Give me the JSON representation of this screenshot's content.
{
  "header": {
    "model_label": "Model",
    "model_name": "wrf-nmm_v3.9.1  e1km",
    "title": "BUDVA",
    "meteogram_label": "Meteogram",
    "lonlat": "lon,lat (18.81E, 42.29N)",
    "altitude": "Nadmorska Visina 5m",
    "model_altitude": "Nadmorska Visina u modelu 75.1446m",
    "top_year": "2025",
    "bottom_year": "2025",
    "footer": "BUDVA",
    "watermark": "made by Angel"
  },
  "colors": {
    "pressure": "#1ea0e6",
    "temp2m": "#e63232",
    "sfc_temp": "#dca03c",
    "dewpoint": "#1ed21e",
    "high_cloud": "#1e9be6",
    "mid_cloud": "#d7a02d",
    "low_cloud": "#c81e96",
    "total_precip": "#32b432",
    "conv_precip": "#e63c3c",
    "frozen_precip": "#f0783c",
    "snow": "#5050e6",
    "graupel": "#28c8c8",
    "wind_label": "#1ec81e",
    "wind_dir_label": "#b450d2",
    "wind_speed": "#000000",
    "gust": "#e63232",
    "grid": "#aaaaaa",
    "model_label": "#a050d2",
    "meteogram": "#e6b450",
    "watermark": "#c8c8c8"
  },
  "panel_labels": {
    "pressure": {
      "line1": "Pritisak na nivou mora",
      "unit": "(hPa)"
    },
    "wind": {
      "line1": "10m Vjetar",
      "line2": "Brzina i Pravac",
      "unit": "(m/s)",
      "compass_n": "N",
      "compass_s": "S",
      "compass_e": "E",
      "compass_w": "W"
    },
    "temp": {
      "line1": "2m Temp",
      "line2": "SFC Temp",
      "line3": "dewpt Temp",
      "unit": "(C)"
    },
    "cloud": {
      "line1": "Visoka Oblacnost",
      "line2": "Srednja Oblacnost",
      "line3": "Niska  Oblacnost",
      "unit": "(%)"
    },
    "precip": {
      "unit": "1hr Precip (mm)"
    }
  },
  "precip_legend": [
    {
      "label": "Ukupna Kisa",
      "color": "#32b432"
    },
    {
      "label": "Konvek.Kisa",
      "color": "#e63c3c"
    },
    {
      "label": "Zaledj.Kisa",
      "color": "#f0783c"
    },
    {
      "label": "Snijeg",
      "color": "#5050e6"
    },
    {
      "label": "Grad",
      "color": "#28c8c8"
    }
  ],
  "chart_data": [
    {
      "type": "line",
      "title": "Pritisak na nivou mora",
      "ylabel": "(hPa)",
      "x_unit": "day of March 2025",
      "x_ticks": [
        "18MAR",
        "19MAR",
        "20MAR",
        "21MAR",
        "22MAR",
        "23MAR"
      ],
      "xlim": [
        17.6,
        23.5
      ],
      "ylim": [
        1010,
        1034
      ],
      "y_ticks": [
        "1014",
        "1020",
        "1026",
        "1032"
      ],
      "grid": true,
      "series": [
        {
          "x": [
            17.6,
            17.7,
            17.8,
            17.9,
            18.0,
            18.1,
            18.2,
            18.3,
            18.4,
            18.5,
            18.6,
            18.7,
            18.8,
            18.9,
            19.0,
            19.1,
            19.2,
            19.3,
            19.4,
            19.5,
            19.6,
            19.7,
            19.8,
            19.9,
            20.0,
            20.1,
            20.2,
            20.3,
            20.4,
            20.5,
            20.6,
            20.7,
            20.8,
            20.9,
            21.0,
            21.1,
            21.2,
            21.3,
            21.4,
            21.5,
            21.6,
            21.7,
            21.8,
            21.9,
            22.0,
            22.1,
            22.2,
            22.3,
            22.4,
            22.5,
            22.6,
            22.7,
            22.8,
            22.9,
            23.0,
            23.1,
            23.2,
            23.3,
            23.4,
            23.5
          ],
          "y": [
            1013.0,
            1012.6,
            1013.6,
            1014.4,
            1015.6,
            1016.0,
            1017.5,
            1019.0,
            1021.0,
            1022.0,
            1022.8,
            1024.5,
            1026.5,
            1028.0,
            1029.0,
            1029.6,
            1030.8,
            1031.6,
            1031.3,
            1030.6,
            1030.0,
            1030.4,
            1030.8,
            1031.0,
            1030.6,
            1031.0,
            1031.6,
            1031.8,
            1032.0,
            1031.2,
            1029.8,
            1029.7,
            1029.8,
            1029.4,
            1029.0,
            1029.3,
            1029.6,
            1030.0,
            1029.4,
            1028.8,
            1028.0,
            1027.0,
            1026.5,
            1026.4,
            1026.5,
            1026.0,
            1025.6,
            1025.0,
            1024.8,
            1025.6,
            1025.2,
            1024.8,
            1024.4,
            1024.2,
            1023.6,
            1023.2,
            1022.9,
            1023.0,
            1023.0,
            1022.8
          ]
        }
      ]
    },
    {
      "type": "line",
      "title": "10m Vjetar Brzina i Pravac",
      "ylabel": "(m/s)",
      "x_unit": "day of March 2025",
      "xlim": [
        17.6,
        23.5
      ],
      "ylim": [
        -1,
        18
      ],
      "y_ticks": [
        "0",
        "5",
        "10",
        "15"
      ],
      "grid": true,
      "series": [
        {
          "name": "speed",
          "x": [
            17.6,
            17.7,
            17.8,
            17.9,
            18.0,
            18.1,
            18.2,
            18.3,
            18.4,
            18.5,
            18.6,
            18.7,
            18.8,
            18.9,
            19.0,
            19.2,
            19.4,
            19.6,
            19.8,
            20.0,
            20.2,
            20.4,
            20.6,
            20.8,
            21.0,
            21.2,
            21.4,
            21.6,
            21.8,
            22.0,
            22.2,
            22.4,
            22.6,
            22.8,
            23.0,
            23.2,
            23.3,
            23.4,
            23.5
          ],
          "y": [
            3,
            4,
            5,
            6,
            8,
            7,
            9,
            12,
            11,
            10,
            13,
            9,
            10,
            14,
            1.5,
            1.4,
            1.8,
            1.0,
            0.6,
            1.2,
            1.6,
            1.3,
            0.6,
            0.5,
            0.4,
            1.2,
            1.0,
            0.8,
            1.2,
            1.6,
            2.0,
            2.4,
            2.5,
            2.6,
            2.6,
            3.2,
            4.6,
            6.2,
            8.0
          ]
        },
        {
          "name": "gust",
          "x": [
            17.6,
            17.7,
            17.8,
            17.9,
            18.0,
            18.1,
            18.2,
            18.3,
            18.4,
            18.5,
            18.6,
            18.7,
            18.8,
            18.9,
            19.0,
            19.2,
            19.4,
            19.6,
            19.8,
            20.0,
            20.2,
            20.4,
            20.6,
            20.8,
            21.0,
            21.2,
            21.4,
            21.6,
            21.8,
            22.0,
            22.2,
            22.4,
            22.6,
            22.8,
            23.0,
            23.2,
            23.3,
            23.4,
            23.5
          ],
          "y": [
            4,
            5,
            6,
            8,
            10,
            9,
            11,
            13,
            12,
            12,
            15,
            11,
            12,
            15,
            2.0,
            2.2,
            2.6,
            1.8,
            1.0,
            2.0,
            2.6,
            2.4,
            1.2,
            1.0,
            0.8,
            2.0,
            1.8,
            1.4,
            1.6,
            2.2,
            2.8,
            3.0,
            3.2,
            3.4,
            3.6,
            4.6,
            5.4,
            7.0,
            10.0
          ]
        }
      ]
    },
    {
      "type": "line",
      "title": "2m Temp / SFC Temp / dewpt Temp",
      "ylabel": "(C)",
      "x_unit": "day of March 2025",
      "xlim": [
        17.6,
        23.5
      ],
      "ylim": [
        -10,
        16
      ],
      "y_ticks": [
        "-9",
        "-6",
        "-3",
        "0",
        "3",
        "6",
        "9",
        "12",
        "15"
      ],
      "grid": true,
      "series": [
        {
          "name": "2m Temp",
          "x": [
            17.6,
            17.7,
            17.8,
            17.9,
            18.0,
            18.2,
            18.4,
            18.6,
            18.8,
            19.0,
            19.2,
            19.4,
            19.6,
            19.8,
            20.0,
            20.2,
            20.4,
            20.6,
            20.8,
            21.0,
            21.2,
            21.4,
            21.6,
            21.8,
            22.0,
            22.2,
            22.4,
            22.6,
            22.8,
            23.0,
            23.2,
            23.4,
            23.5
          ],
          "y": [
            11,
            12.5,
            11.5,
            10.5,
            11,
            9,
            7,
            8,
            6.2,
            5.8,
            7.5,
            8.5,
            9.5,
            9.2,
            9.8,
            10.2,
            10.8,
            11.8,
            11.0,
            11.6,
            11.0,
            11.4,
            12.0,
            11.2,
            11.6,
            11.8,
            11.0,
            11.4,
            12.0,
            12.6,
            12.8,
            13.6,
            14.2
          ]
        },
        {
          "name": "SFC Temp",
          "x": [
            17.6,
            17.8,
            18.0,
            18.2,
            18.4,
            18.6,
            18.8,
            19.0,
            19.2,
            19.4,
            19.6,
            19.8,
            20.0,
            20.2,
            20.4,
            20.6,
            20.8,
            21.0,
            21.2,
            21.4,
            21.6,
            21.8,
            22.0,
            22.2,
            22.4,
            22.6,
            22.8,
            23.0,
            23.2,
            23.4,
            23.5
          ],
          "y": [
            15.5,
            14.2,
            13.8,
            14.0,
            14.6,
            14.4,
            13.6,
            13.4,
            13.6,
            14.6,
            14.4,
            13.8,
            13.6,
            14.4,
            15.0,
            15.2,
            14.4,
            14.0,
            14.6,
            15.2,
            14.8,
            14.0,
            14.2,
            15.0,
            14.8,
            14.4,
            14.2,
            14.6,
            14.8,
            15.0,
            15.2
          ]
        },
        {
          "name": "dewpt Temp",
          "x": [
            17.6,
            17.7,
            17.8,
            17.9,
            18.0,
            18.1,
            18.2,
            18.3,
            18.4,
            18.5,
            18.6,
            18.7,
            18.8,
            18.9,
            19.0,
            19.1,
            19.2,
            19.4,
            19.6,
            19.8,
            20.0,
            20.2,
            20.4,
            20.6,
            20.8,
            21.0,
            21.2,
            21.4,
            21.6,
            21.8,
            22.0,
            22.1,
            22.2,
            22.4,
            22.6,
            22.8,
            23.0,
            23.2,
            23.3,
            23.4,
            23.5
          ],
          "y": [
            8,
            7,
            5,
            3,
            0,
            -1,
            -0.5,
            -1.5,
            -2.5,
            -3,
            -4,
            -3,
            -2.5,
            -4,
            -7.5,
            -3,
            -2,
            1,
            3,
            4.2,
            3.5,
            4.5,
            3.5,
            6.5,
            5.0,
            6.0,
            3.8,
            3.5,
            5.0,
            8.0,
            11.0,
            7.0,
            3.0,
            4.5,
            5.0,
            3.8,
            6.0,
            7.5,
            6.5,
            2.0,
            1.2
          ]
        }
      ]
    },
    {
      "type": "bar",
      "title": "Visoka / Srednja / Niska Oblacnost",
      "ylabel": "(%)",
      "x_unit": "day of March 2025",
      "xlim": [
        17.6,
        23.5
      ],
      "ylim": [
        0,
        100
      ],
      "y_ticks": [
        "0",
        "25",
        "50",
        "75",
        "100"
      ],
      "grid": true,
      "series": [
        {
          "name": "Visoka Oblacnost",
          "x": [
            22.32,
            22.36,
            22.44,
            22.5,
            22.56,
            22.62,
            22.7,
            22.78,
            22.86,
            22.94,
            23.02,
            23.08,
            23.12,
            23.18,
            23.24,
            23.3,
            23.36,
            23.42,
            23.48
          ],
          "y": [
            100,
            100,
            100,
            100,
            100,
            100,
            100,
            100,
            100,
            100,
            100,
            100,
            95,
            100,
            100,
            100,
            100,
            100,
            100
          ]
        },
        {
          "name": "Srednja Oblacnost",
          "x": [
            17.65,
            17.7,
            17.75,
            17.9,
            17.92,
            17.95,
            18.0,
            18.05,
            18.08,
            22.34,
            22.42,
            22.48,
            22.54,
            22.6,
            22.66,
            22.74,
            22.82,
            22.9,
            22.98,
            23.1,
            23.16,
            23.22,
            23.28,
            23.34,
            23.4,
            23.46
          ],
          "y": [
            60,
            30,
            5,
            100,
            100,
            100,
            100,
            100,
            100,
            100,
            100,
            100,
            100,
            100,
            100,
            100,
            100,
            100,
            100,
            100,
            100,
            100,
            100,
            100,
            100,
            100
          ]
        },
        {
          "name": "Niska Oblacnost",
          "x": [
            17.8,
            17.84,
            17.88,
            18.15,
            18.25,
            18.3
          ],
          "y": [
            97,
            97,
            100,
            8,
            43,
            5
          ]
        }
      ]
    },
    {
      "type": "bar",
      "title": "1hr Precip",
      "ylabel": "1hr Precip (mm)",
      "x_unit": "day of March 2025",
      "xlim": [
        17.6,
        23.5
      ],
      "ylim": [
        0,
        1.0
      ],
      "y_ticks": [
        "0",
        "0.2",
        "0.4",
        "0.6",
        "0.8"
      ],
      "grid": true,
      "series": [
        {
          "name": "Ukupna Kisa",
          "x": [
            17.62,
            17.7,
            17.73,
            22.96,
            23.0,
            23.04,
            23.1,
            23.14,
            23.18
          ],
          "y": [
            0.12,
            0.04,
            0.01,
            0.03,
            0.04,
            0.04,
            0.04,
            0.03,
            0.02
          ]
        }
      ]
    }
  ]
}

→ **TASK INSTRUCTIONS**: Say how many lines contain "Brzina", and give nothing but that number.

→ **RIGHT ANSWER**: 2